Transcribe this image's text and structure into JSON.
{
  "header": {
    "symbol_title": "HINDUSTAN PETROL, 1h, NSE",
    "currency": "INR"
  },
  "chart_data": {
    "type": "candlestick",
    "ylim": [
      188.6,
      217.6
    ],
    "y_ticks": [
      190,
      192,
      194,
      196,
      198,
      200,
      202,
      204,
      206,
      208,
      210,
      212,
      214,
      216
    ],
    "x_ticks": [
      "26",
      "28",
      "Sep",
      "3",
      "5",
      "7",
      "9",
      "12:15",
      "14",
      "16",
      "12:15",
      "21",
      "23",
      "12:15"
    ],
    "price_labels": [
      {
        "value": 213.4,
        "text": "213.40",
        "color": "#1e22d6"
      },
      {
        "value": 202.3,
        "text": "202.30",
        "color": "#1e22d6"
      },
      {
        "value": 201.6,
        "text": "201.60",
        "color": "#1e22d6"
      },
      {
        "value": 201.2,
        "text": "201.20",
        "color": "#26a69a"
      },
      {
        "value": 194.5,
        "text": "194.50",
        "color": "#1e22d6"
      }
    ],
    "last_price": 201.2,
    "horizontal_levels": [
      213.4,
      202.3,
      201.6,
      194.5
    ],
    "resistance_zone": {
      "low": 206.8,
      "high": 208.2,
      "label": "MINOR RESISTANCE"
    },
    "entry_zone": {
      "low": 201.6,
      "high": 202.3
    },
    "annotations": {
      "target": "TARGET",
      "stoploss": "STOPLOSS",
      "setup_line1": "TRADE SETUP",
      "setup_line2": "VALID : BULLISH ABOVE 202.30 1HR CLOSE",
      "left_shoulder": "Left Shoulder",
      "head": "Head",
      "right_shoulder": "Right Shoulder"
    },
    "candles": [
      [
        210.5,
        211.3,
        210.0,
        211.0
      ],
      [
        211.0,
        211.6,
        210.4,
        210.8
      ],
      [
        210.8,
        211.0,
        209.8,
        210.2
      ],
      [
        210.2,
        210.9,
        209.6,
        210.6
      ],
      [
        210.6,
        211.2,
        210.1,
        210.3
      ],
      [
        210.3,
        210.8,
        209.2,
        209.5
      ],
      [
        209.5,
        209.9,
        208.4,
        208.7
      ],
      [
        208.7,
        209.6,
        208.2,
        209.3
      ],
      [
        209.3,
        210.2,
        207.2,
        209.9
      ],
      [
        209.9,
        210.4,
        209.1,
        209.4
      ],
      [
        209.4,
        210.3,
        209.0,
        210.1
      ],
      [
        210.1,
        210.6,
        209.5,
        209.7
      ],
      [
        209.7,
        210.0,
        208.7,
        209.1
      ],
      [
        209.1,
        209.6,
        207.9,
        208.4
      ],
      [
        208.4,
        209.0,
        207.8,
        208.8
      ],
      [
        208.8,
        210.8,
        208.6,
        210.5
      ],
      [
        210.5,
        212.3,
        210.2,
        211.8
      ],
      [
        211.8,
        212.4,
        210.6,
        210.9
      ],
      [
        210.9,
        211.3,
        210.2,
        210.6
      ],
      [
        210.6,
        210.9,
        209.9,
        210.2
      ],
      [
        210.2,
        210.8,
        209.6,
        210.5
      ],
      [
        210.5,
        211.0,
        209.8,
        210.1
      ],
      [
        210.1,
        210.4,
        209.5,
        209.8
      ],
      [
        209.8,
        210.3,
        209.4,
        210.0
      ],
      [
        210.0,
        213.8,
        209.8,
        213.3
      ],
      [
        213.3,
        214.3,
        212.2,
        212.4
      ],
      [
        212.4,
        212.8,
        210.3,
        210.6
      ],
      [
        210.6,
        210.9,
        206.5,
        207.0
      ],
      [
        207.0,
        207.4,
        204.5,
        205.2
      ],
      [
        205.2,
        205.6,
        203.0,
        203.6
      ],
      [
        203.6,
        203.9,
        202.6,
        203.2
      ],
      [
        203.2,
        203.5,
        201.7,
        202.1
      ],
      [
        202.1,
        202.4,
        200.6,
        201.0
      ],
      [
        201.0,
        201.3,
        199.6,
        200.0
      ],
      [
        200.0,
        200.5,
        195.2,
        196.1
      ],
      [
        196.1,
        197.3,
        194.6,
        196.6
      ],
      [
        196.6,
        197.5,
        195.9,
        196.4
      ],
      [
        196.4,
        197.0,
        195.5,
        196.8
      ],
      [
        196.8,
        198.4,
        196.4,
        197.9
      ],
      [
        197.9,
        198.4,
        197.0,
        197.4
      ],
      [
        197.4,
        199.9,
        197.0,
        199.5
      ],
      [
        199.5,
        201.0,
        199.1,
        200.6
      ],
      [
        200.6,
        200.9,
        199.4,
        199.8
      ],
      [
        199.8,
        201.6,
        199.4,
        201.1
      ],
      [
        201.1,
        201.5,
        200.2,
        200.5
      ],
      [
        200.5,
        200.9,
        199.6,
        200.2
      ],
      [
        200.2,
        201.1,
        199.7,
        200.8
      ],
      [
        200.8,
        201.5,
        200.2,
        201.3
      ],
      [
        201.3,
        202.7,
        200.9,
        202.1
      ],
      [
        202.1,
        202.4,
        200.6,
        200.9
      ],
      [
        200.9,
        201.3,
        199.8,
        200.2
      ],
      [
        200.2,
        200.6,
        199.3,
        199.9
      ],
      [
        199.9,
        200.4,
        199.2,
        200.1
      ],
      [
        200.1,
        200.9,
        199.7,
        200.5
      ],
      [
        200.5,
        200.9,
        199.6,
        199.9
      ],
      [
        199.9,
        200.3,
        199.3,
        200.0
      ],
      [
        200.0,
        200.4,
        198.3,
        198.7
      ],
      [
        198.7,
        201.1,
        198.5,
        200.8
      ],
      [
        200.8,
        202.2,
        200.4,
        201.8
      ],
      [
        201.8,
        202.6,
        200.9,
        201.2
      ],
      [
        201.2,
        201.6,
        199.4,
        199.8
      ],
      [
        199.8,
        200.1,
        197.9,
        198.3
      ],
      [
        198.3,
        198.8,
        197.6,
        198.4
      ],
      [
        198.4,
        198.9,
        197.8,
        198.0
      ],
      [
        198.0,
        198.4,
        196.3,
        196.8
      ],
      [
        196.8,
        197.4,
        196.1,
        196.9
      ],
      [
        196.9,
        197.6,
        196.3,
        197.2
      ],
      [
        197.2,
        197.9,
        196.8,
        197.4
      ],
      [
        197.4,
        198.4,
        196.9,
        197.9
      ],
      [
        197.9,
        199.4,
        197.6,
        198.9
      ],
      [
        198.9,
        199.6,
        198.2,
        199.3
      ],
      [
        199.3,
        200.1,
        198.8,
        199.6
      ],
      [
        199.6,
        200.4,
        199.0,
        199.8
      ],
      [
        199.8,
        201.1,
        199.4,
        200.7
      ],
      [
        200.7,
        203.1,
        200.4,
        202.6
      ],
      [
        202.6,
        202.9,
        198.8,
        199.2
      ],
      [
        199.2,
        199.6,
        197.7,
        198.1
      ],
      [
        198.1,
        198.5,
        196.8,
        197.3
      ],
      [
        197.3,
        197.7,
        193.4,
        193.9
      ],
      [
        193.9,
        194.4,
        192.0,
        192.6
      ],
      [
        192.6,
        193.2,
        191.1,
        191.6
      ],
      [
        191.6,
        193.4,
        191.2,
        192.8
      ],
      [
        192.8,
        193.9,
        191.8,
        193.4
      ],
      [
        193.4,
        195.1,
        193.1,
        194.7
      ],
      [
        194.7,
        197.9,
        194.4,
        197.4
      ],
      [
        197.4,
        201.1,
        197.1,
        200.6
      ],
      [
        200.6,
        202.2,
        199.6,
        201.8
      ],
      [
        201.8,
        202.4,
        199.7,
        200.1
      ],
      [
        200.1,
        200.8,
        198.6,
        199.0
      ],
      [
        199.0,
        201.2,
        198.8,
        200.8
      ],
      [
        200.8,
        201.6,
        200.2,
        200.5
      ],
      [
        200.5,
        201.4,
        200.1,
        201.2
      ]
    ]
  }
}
┄┄┄┄┄┄┄┄┄┄┄┄┄┄┄┄┄┄┄┄
→ **PROBLEM DESCRIPTION**
Count the lines above that contain the word "text", and give only that number.

→ **TASK OUTPUT**
6